» Work to be completed
Write out the records beneath this line exactly as they appear, minus any images.

*** Records supplied ***

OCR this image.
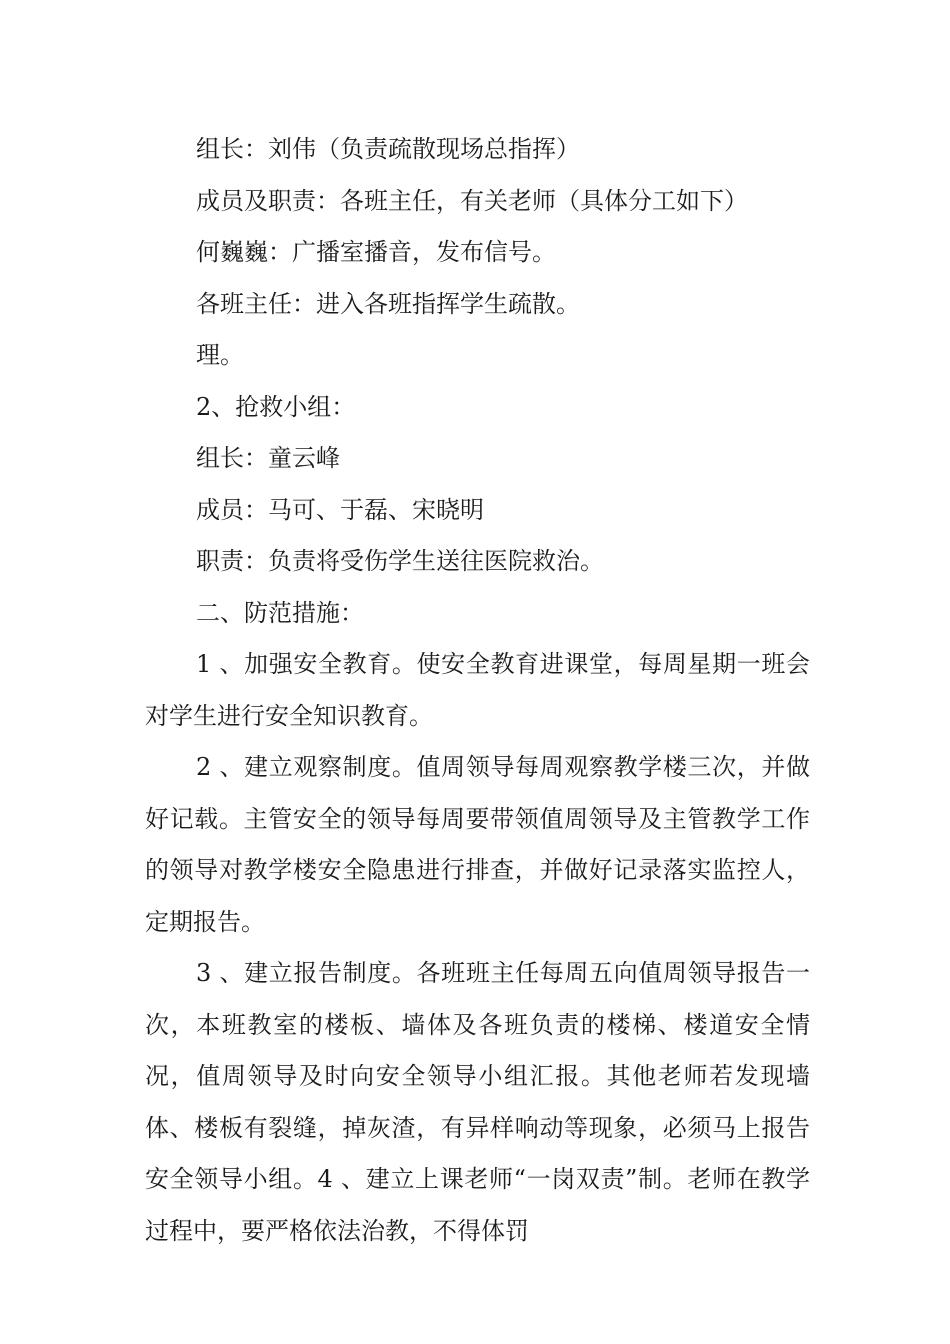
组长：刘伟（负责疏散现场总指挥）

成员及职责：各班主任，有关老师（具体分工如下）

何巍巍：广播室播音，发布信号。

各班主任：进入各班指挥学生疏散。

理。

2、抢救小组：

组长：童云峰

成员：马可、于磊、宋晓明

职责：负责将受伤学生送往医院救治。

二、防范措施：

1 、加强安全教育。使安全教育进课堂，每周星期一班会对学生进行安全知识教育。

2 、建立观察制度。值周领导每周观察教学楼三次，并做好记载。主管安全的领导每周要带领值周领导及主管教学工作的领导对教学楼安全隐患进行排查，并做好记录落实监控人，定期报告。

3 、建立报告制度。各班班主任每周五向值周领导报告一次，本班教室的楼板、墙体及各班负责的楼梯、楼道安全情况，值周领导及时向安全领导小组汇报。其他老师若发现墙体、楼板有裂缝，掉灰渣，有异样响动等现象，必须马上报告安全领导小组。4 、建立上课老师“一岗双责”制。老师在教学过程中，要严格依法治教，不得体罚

***

» Answer for this exercise
OCR this image.
组长：刘伟（负责疏散现场总指挥）

成员及职责：各班主任，有关老师（具体分工如下）

何巍巍：广播室播音，发布信号。

各班主任：进入各班指挥学生疏散。

理。

2、抢救小组：

组长：童云峰

成员：马可、于磊、宋晓明

职责：负责将受伤学生送往医院救治。

二、防范措施：

1 、加强安全教育。使安全教育进课堂，每周星期一班会对学生进行安全知识教育。

2 、建立观察制度。值周领导每周观察教学楼三次，并做好记载。主管安全的领导每周要带领值周领导及主管教学工作的领导对教学楼安全隐患进行排查，并做好记录落实监控人，定期报告。

3 、建立报告制度。各班班主任每周五向值周领导报告一次，本班教室的楼板、墙体及各班负责的楼梯、楼道安全情况，值周领导及时向安全领导小组汇报。其他老师若发现墙体、楼板有裂缝，掉灰渣，有异样响动等现象，必须马上报告安全领导小组。4 、建立上课老师“一岗双责”制。老师在教学过程中，要严格依法治教，不得体罚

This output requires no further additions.